++++ ITEMS ++++

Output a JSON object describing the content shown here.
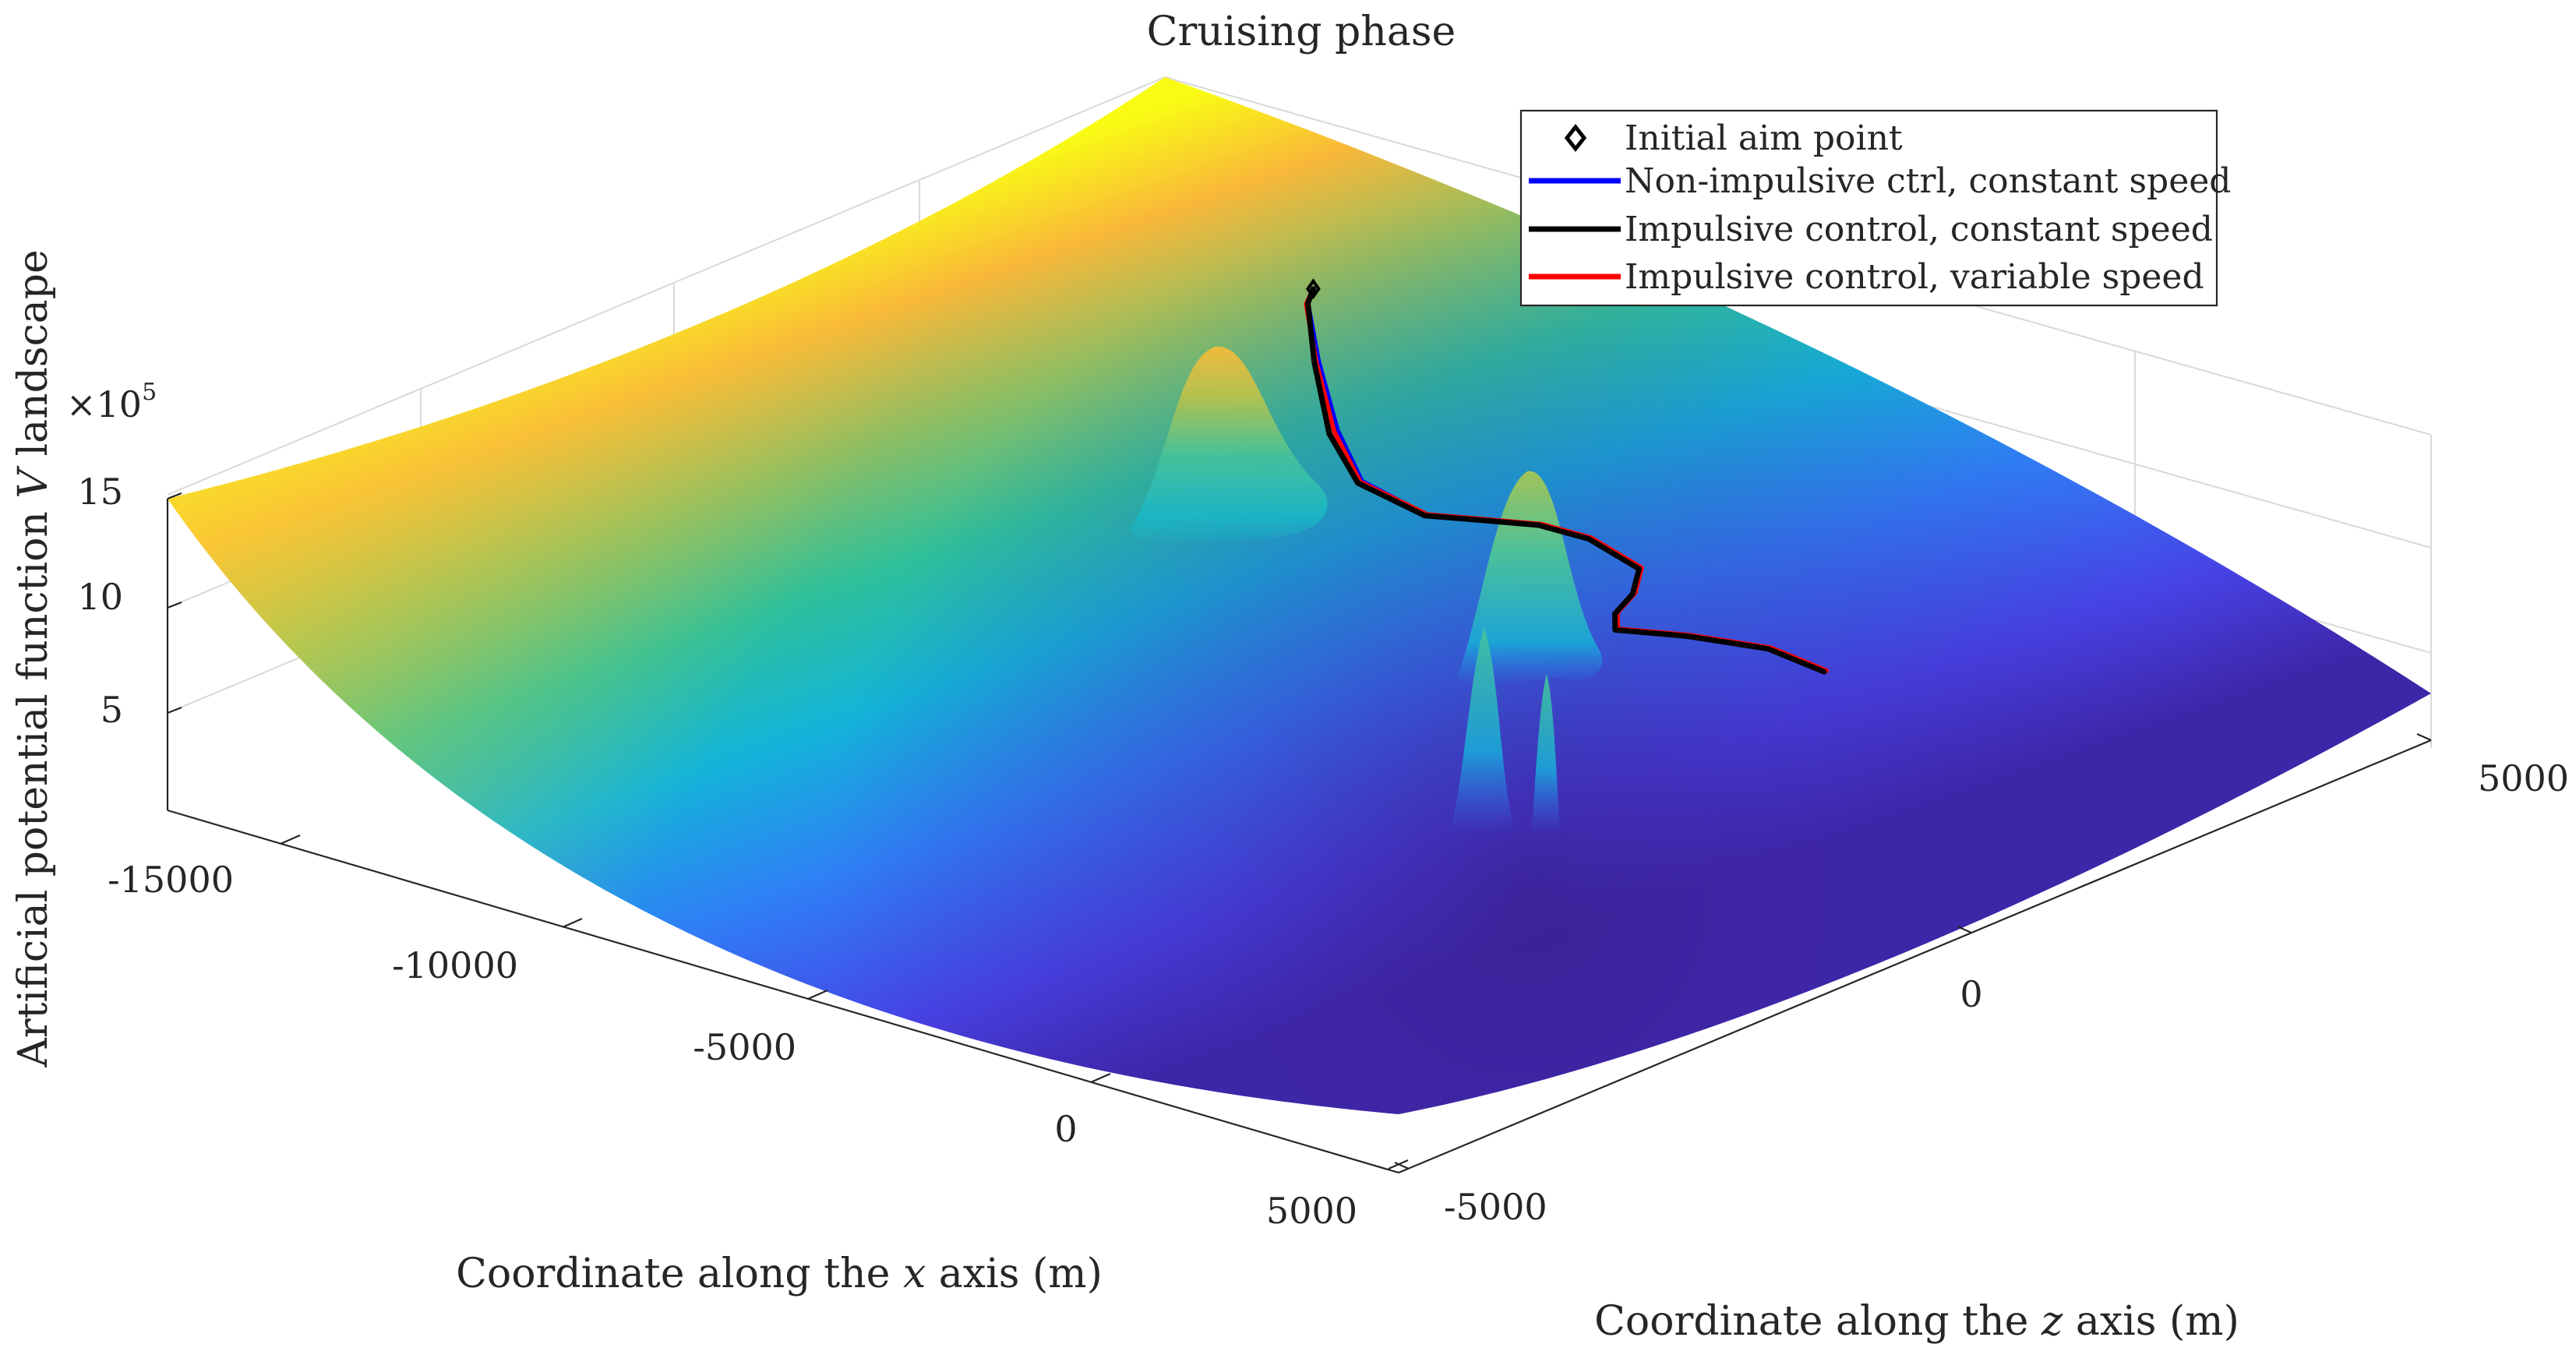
{
  "chart_data": {
    "type": "surface",
    "title": "Cruising phase",
    "xlabel": "Coordinate along the x axis (m)",
    "zlabel": "Coordinate along the z axis (m)",
    "vlabel": "Artificial potential function V landscape",
    "v_exponent_label": "×10^5",
    "x_ticks": [
      -15000,
      -10000,
      -5000,
      0,
      5000
    ],
    "x_tick_labels": [
      "-15000",
      "-10000",
      "-5000",
      "0",
      "5000"
    ],
    "z_ticks": [
      -5000,
      0,
      5000
    ],
    "z_tick_labels": [
      "-5000",
      "0",
      "5000"
    ],
    "v_ticks": [
      5,
      10,
      15
    ],
    "v_tick_labels": [
      "5",
      "10",
      "15"
    ],
    "x_range": [
      -17000,
      5000
    ],
    "z_range": [
      -5500,
      7000
    ],
    "v_range_e5": [
      0,
      30
    ],
    "grid": true,
    "colormap": [
      "#3e26a8",
      "#4743e6",
      "#2f7ff6",
      "#13b4d8",
      "#2ec09a",
      "#91be61",
      "#f9b839",
      "#f9fb15"
    ],
    "legend_location": "top-right",
    "legend": [
      {
        "label": "Initial aim point",
        "marker": "diamond",
        "color": "#000000"
      },
      {
        "label": "Non-impulsive ctrl, constant speed",
        "color": "#0000ff"
      },
      {
        "label": "Impulsive control, constant speed",
        "color": "#000000"
      },
      {
        "label": "Impulsive control, variable speed",
        "color": "#ff0000"
      }
    ],
    "obstacle_peaks": [
      {
        "x": -9000,
        "z": 3600,
        "peak_v_e5": 5.3
      },
      {
        "x": -6500,
        "z": 5500,
        "peak_v_e5": 4.3
      },
      {
        "x": -5000,
        "z": 4150,
        "peak_v_e5": 2.9
      },
      {
        "x": -3800,
        "z": 5050,
        "peak_v_e5": 2.2
      }
    ],
    "series": [
      {
        "name": "Impulsive control, constant speed",
        "color": "#000000",
        "points": [
          [
            -13500,
            6000,
            8.4
          ],
          [
            -13300,
            5800,
            8.2
          ],
          [
            -12300,
            5200,
            7.2
          ],
          [
            -11000,
            4500,
            6.0
          ],
          [
            -9900,
            4100,
            5.2
          ],
          [
            -8700,
            4100,
            4.6
          ],
          [
            -8200,
            4400,
            4.3
          ],
          [
            -7700,
            4800,
            3.8
          ],
          [
            -7100,
            5000,
            3.3
          ],
          [
            -6200,
            5000,
            2.6
          ],
          [
            -5800,
            4650,
            2.3
          ],
          [
            -5600,
            4300,
            2.1
          ],
          [
            -5300,
            4100,
            1.9
          ],
          [
            -4600,
            4500,
            1.5
          ],
          [
            -3600,
            4800,
            1.2
          ],
          [
            -2600,
            4800,
            0.9
          ]
        ]
      },
      {
        "name": "Non-impulsive ctrl, constant speed",
        "color": "#0000ff",
        "points": [
          [
            -13500,
            6000,
            8.4
          ],
          [
            -13300,
            5800,
            8.2
          ],
          [
            -12300,
            5250,
            7.2
          ],
          [
            -11000,
            4600,
            6.0
          ],
          [
            -9900,
            4150,
            5.2
          ],
          [
            -8700,
            4120,
            4.6
          ],
          [
            -8200,
            4420,
            4.3
          ],
          [
            -7700,
            4820,
            3.8
          ],
          [
            -7100,
            5020,
            3.3
          ],
          [
            -6200,
            5020,
            2.6
          ],
          [
            -5800,
            4670,
            2.3
          ],
          [
            -5600,
            4320,
            2.1
          ],
          [
            -5300,
            4120,
            1.9
          ],
          [
            -4600,
            4520,
            1.5
          ],
          [
            -3600,
            4820,
            1.2
          ],
          [
            -2600,
            4820,
            0.9
          ]
        ]
      },
      {
        "name": "Impulsive control, variable speed",
        "color": "#ff0000",
        "points": [
          [
            -13500,
            6000,
            8.4
          ],
          [
            -13300,
            5780,
            8.2
          ],
          [
            -12300,
            5220,
            7.2
          ],
          [
            -11000,
            4560,
            6.0
          ],
          [
            -9900,
            4130,
            5.2
          ],
          [
            -8700,
            4130,
            4.6
          ],
          [
            -8200,
            4430,
            4.3
          ],
          [
            -7700,
            4830,
            3.8
          ],
          [
            -7100,
            5030,
            3.3
          ],
          [
            -6200,
            5030,
            2.6
          ],
          [
            -5800,
            4680,
            2.3
          ],
          [
            -5600,
            4330,
            2.1
          ],
          [
            -5300,
            4130,
            1.9
          ],
          [
            -4600,
            4530,
            1.5
          ],
          [
            -3600,
            4830,
            1.2
          ],
          [
            -2600,
            4830,
            0.9
          ]
        ]
      }
    ],
    "initial_aim_point": {
      "x": -13500,
      "z": 6000,
      "v_e5": 8.4
    }
  }
}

++++

▸ **GOAL**: Write out the material above once more, exactly as it reads, with no pictures.

▸ **RESULT FOR THIS EXERCISE**:
Output a JSON object describing the content shown here.
{
  "chart_data": {
    "type": "surface",
    "title": "Cruising phase",
    "xlabel": "Coordinate along the x axis (m)",
    "zlabel": "Coordinate along the z axis (m)",
    "vlabel": "Artificial potential function V landscape",
    "v_exponent_label": "×10^5",
    "x_ticks": [
      -15000,
      -10000,
      -5000,
      0,
      5000
    ],
    "x_tick_labels": [
      "-15000",
      "-10000",
      "-5000",
      "0",
      "5000"
    ],
    "z_ticks": [
      -5000,
      0,
      5000
    ],
    "z_tick_labels": [
      "-5000",
      "0",
      "5000"
    ],
    "v_ticks": [
      5,
      10,
      15
    ],
    "v_tick_labels": [
      "5",
      "10",
      "15"
    ],
    "x_range": [
      -17000,
      5000
    ],
    "z_range": [
      -5500,
      7000
    ],
    "v_range_e5": [
      0,
      30
    ],
    "grid": true,
    "colormap": [
      "#3e26a8",
      "#4743e6",
      "#2f7ff6",
      "#13b4d8",
      "#2ec09a",
      "#91be61",
      "#f9b839",
      "#f9fb15"
    ],
    "legend_location": "top-right",
    "legend": [
      {
        "label": "Initial aim point",
        "marker": "diamond",
        "color": "#000000"
      },
      {
        "label": "Non-impulsive ctrl, constant speed",
        "color": "#0000ff"
      },
      {
        "label": "Impulsive control, constant speed",
        "color": "#000000"
      },
      {
        "label": "Impulsive control, variable speed",
        "color": "#ff0000"
      }
    ],
    "obstacle_peaks": [
      {
        "x": -9000,
        "z": 3600,
        "peak_v_e5": 5.3
      },
      {
        "x": -6500,
        "z": 5500,
        "peak_v_e5": 4.3
      },
      {
        "x": -5000,
        "z": 4150,
        "peak_v_e5": 2.9
      },
      {
        "x": -3800,
        "z": 5050,
        "peak_v_e5": 2.2
      }
    ],
    "series": [
      {
        "name": "Impulsive control, constant speed",
        "color": "#000000",
        "points": [
          [
            -13500,
            6000,
            8.4
          ],
          [
            -13300,
            5800,
            8.2
          ],
          [
            -12300,
            5200,
            7.2
          ],
          [
            -11000,
            4500,
            6.0
          ],
          [
            -9900,
            4100,
            5.2
          ],
          [
            -8700,
            4100,
            4.6
          ],
          [
            -8200,
            4400,
            4.3
          ],
          [
            -7700,
            4800,
            3.8
          ],
          [
            -7100,
            5000,
            3.3
          ],
          [
            -6200,
            5000,
            2.6
          ],
          [
            -5800,
            4650,
            2.3
          ],
          [
            -5600,
            4300,
            2.1
          ],
          [
            -5300,
            4100,
            1.9
          ],
          [
            -4600,
            4500,
            1.5
          ],
          [
            -3600,
            4800,
            1.2
          ],
          [
            -2600,
            4800,
            0.9
          ]
        ]
      },
      {
        "name": "Non-impulsive ctrl, constant speed",
        "color": "#0000ff",
        "points": [
          [
            -13500,
            6000,
            8.4
          ],
          [
            -13300,
            5800,
            8.2
          ],
          [
            -12300,
            5250,
            7.2
          ],
          [
            -11000,
            4600,
            6.0
          ],
          [
            -9900,
            4150,
            5.2
          ],
          [
            -8700,
            4120,
            4.6
          ],
          [
            -8200,
            4420,
            4.3
          ],
          [
            -7700,
            4820,
            3.8
          ],
          [
            -7100,
            5020,
            3.3
          ],
          [
            -6200,
            5020,
            2.6
          ],
          [
            -5800,
            4670,
            2.3
          ],
          [
            -5600,
            4320,
            2.1
          ],
          [
            -5300,
            4120,
            1.9
          ],
          [
            -4600,
            4520,
            1.5
          ],
          [
            -3600,
            4820,
            1.2
          ],
          [
            -2600,
            4820,
            0.9
          ]
        ]
      },
      {
        "name": "Impulsive control, variable speed",
        "color": "#ff0000",
        "points": [
          [
            -13500,
            6000,
            8.4
          ],
          [
            -13300,
            5780,
            8.2
          ],
          [
            -12300,
            5220,
            7.2
          ],
          [
            -11000,
            4560,
            6.0
          ],
          [
            -9900,
            4130,
            5.2
          ],
          [
            -8700,
            4130,
            4.6
          ],
          [
            -8200,
            4430,
            4.3
          ],
          [
            -7700,
            4830,
            3.8
          ],
          [
            -7100,
            5030,
            3.3
          ],
          [
            -6200,
            5030,
            2.6
          ],
          [
            -5800,
            4680,
            2.3
          ],
          [
            -5600,
            4330,
            2.1
          ],
          [
            -5300,
            4130,
            1.9
          ],
          [
            -4600,
            4530,
            1.5
          ],
          [
            -3600,
            4830,
            1.2
          ],
          [
            -2600,
            4830,
            0.9
          ]
        ]
      }
    ],
    "initial_aim_point": {
      "x": -13500,
      "z": 6000,
      "v_e5": 8.4
    }
  }
}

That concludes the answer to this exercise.